** Set exercise **
Gather every line below where "Highly" appears.

** Records for processing **
▬▬▬▬▬▬▬▬▬▬
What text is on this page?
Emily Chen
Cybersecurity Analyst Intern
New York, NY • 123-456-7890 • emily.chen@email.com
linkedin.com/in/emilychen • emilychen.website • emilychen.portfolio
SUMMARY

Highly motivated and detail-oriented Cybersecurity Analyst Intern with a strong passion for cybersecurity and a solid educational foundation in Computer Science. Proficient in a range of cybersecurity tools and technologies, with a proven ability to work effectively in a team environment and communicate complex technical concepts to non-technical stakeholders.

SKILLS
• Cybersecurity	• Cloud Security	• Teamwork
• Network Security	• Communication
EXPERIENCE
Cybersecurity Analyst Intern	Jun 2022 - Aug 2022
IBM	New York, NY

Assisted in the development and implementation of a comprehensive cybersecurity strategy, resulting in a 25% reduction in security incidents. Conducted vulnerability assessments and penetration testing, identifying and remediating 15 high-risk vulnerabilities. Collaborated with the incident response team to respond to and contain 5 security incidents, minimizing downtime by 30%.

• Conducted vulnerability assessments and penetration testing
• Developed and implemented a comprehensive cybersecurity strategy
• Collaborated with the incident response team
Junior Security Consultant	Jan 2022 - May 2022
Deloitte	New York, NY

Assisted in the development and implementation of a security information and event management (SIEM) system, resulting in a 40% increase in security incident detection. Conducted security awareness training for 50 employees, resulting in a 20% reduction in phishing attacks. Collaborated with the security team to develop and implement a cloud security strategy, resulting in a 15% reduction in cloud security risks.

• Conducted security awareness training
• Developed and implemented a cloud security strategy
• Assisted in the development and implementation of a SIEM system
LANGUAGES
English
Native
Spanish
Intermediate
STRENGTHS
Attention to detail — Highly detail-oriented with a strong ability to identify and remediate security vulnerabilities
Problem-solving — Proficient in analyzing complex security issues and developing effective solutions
▬▬▬▬▬▬▬▬▬▬
** Task response **
Highly motivated and detail-oriented Cybersecurity Analyst Intern with a strong passion for cybersecurity and a solid educational foundation in Computer Science. Proficient in a range of cybersecurity tools and technologies, with a proven ability to work effectively in a team environment and communicate complex technical concepts to non-technical stakeholders.
Attention to detail — Highly detail-oriented with a strong ability to identify and remediate security vulnerabilities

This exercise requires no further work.